Give the number of lines in the records below that include "source". Reply with that number alone.

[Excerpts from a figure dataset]
*****

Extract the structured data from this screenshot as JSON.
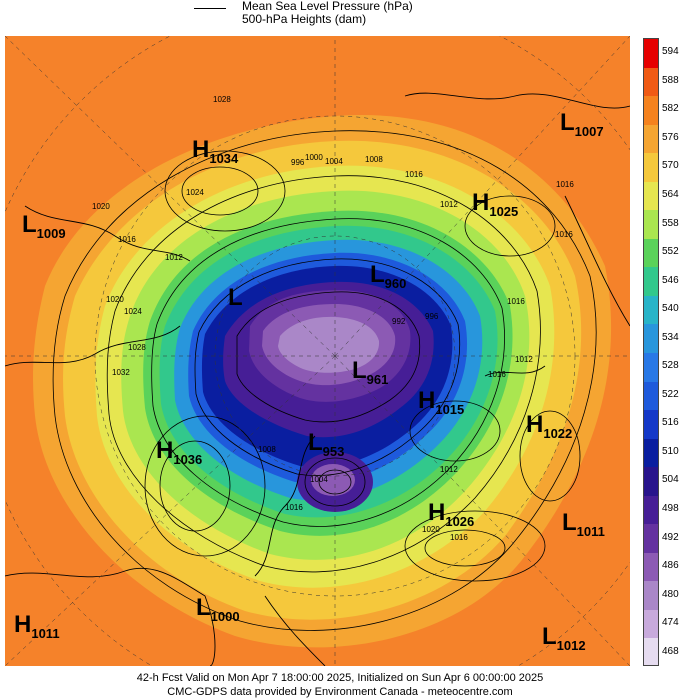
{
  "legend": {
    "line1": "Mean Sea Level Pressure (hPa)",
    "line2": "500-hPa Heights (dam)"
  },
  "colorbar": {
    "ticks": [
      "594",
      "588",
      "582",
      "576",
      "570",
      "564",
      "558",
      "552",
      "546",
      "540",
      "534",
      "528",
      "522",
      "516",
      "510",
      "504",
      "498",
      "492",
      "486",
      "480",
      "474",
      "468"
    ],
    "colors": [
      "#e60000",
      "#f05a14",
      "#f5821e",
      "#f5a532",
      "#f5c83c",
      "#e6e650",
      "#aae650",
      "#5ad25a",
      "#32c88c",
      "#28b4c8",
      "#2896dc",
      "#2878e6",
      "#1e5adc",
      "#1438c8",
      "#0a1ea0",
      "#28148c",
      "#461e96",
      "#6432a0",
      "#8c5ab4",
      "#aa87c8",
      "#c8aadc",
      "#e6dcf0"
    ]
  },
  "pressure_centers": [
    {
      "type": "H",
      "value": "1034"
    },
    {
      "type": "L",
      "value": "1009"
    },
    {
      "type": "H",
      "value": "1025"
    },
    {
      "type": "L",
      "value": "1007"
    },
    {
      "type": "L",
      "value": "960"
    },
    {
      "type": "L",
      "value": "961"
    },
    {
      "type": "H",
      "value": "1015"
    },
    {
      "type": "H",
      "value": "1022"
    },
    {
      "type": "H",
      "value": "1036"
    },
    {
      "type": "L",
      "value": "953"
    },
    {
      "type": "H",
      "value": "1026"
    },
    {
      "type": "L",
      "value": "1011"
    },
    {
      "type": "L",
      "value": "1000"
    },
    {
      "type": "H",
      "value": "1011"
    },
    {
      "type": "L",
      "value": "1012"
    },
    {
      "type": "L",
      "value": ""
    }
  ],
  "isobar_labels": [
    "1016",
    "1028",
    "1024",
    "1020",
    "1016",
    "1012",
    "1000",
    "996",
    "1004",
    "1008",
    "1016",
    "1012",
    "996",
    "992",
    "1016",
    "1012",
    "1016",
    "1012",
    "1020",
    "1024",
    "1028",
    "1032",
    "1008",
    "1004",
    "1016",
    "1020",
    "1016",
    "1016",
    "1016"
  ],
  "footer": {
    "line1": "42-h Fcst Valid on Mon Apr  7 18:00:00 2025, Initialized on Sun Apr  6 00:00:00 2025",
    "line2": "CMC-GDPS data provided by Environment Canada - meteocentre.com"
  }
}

*****

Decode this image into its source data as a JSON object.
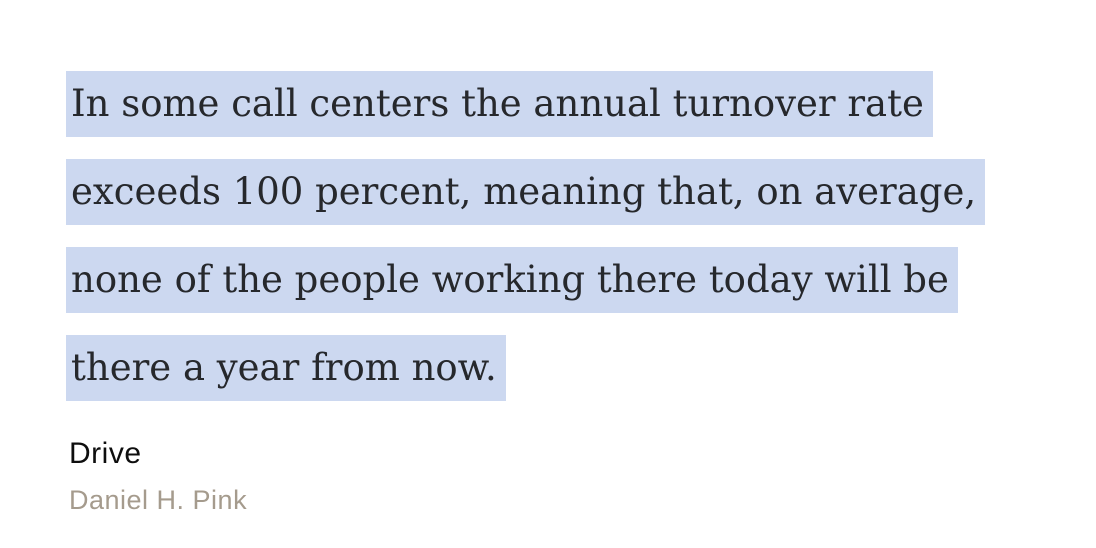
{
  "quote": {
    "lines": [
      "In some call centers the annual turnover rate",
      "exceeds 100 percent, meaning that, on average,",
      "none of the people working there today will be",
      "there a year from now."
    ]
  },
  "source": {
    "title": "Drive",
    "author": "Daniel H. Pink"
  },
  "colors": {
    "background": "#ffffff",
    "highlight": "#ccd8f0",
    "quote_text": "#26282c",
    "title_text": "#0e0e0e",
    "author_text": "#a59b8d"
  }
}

*****

-- COMPLETE OUTPUT --
2